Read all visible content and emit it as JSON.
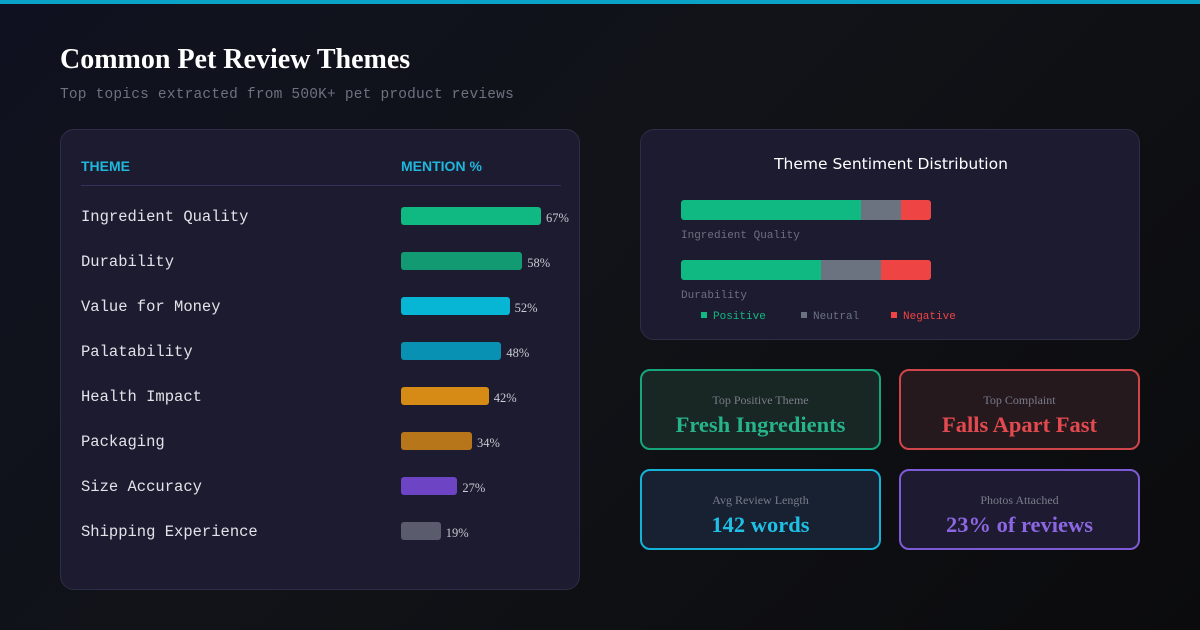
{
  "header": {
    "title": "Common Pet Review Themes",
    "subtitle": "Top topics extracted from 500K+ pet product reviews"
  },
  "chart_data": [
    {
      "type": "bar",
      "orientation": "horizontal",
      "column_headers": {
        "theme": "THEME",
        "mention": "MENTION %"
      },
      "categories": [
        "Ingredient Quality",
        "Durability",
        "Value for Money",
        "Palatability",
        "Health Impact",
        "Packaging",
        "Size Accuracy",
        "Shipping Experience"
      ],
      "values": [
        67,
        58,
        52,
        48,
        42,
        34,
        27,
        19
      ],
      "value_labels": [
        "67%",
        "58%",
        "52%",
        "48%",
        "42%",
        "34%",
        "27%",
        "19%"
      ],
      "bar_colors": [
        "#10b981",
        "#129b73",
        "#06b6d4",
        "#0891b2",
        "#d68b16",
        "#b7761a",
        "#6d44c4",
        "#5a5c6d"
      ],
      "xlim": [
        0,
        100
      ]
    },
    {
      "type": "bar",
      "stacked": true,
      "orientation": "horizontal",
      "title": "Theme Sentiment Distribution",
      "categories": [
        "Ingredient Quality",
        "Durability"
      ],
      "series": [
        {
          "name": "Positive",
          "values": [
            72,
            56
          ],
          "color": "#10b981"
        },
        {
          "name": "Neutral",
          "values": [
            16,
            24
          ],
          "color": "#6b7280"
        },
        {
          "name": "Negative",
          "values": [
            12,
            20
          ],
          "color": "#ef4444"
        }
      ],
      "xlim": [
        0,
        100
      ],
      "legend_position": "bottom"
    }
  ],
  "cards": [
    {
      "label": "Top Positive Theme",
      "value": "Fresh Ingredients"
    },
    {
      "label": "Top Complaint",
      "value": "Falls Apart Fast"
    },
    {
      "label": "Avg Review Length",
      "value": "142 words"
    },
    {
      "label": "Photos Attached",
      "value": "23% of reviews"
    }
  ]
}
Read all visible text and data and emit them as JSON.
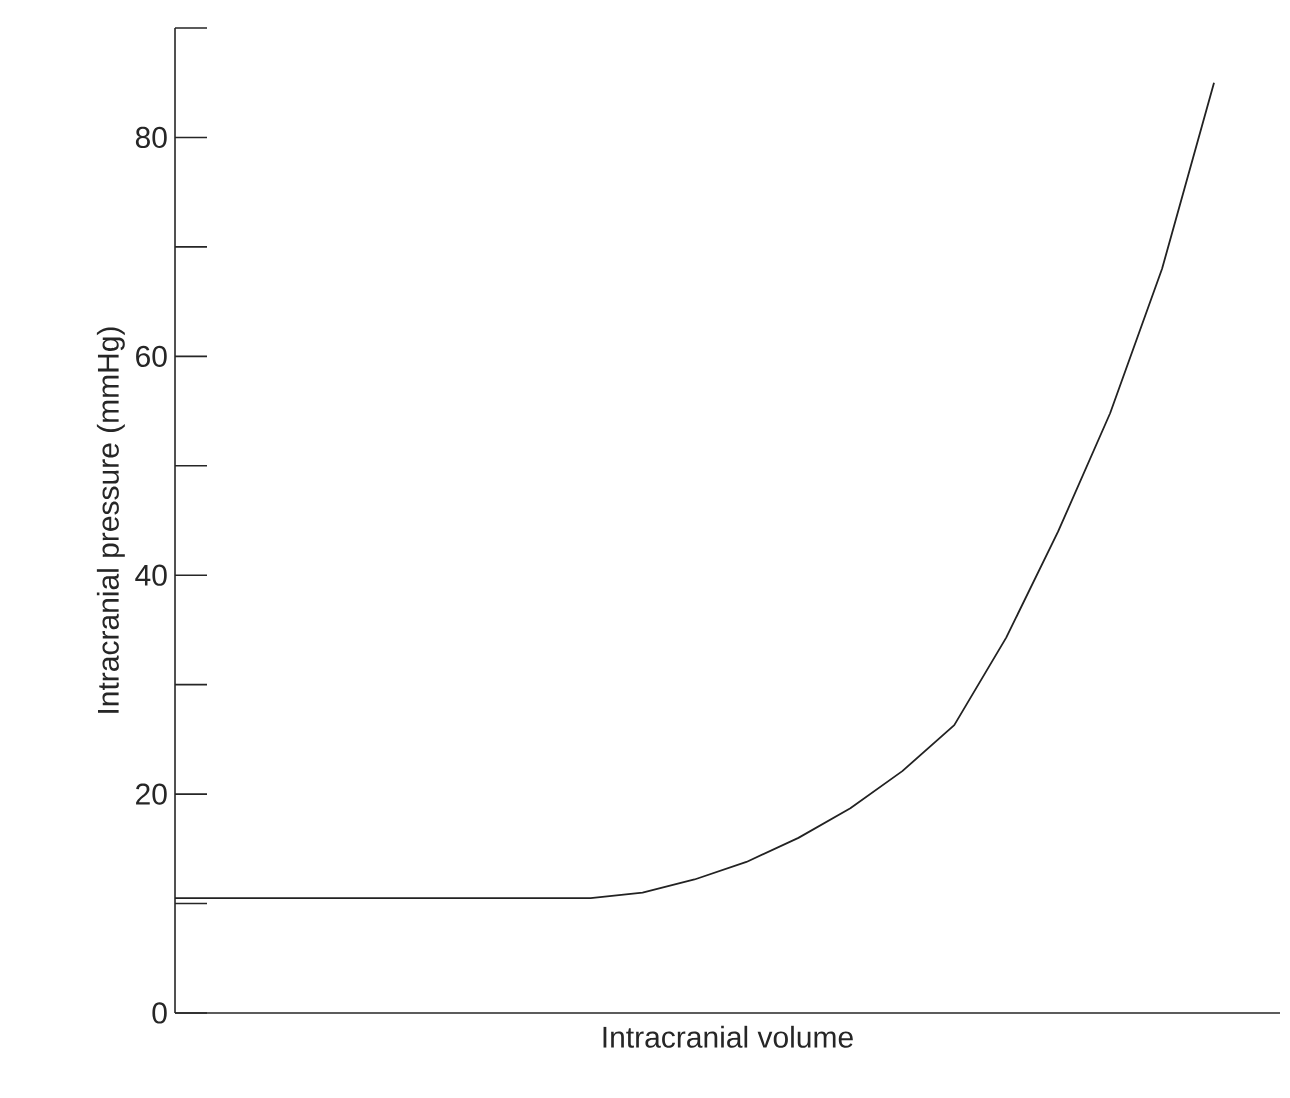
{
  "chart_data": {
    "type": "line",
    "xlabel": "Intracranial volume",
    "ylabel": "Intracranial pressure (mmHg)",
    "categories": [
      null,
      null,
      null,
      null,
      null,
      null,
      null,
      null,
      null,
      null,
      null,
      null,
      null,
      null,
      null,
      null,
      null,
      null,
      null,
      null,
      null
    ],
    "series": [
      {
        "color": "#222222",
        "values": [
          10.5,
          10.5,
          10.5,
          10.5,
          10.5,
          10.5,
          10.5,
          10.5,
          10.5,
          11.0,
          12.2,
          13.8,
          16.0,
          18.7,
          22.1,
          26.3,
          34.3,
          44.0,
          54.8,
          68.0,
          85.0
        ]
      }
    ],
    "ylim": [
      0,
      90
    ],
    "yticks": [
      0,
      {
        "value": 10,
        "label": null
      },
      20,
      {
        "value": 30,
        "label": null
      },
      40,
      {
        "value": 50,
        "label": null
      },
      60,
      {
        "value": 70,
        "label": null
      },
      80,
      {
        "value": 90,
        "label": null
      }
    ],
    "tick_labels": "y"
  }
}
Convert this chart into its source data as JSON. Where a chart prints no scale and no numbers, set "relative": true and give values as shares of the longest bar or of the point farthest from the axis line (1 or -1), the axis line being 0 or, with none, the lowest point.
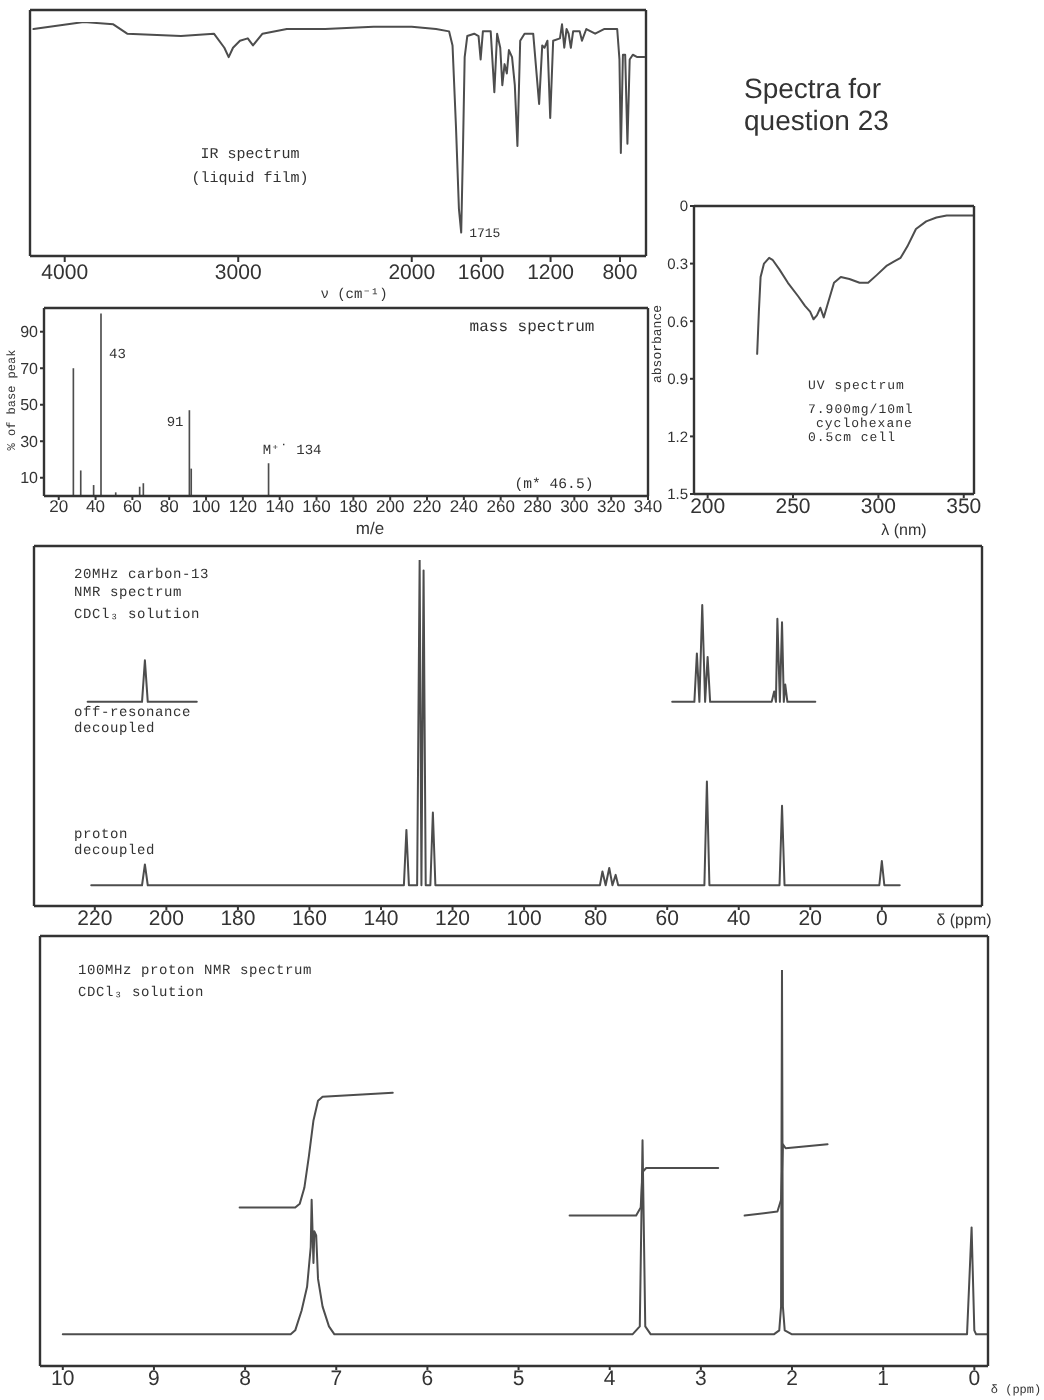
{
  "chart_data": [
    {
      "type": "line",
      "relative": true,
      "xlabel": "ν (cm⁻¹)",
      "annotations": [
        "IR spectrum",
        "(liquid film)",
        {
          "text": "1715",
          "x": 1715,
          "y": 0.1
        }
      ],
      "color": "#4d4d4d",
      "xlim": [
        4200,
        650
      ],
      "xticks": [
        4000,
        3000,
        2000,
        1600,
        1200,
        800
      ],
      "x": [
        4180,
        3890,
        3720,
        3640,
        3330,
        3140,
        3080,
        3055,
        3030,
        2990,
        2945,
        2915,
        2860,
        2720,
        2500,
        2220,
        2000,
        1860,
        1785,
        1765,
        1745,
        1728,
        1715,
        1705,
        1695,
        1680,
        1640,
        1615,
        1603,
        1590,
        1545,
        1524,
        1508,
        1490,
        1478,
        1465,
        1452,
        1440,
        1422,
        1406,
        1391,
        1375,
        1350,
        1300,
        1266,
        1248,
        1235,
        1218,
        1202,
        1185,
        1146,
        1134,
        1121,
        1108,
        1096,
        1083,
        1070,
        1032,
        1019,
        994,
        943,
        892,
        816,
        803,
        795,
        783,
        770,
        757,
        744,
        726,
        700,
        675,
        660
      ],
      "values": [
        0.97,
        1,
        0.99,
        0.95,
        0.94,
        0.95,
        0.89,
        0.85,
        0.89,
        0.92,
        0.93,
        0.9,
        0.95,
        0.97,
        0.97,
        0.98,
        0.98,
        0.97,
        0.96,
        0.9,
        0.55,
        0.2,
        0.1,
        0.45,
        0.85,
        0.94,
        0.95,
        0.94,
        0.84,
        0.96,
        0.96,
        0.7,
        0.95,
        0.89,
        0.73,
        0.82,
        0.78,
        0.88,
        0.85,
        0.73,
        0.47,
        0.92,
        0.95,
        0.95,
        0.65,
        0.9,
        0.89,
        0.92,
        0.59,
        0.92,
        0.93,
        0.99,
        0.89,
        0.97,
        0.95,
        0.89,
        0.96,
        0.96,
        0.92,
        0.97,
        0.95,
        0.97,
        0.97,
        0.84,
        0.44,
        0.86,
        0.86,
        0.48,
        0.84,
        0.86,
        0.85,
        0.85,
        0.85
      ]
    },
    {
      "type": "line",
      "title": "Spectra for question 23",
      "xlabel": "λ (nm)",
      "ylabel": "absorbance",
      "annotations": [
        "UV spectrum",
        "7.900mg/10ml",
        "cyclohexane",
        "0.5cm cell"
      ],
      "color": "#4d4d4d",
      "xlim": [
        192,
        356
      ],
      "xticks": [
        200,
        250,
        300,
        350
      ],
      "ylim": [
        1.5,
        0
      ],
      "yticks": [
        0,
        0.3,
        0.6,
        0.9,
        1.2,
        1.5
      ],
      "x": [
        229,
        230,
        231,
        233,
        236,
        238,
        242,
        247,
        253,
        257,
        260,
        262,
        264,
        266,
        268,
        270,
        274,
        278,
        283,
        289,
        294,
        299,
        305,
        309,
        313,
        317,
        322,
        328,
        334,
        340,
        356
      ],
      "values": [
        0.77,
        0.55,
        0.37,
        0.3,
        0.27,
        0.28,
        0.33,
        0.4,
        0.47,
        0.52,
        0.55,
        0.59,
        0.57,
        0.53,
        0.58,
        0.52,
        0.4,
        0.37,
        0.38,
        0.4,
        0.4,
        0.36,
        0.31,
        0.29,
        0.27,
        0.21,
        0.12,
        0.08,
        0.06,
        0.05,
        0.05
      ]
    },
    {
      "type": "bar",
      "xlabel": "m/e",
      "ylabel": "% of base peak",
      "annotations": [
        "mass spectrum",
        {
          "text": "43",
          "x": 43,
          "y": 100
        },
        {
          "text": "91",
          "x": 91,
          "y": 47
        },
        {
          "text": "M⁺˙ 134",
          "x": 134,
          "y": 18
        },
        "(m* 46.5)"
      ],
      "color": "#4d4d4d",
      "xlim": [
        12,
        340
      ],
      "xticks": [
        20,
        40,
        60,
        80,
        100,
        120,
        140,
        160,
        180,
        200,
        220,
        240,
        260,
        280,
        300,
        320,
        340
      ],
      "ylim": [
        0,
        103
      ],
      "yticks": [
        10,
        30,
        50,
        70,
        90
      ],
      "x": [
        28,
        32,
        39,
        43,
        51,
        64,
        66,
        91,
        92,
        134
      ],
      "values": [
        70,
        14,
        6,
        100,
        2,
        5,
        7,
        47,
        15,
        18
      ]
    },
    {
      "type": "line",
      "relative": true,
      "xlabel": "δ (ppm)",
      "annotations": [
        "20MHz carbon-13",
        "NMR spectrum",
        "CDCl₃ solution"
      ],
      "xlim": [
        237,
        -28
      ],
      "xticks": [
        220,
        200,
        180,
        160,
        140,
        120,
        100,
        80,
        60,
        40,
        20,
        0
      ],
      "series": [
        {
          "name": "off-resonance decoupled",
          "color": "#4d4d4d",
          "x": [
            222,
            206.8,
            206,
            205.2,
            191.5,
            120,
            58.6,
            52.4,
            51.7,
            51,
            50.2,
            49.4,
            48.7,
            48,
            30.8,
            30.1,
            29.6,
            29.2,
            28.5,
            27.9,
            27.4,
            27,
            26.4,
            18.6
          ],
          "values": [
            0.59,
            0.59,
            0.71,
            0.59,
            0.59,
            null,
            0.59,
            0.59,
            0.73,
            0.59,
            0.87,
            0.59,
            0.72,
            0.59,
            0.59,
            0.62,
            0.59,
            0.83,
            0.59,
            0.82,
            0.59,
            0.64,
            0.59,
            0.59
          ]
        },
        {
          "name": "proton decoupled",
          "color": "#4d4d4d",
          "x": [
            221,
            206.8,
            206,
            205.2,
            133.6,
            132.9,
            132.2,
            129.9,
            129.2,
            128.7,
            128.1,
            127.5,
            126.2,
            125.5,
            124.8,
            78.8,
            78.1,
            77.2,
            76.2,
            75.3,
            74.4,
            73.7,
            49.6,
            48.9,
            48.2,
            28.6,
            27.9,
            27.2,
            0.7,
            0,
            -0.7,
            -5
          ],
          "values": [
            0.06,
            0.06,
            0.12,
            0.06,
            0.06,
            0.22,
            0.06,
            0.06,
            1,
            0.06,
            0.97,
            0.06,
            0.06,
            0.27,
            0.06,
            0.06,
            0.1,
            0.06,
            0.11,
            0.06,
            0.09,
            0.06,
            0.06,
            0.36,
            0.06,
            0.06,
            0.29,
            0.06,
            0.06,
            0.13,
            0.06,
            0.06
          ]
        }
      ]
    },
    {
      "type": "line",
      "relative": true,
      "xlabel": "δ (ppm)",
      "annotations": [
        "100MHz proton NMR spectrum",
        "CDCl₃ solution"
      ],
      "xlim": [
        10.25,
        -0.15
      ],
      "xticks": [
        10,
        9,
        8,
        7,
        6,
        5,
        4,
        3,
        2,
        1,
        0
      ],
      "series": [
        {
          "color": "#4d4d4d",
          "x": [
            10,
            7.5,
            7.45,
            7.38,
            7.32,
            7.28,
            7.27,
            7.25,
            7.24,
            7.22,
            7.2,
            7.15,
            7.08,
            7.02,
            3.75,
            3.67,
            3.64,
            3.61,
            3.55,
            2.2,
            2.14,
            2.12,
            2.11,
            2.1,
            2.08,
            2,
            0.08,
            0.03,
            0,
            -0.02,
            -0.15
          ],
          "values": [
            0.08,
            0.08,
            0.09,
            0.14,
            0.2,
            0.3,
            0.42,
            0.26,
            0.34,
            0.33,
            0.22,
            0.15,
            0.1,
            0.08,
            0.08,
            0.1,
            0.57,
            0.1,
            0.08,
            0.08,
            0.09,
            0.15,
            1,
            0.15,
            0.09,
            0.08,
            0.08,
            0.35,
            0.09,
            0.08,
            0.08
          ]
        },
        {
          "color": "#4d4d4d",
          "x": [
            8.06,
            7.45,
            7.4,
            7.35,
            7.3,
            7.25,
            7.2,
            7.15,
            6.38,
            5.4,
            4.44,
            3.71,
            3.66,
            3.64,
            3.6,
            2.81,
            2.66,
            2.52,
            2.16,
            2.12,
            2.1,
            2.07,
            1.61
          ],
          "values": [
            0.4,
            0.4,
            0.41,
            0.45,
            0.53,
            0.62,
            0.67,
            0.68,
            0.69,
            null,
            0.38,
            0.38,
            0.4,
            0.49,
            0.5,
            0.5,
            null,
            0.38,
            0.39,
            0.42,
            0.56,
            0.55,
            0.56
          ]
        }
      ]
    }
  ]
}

• **Task instructions**:
Examine the data above and state how many of its lines contain the word "decoupled", with no further remarks.

• **Solved problem**:
2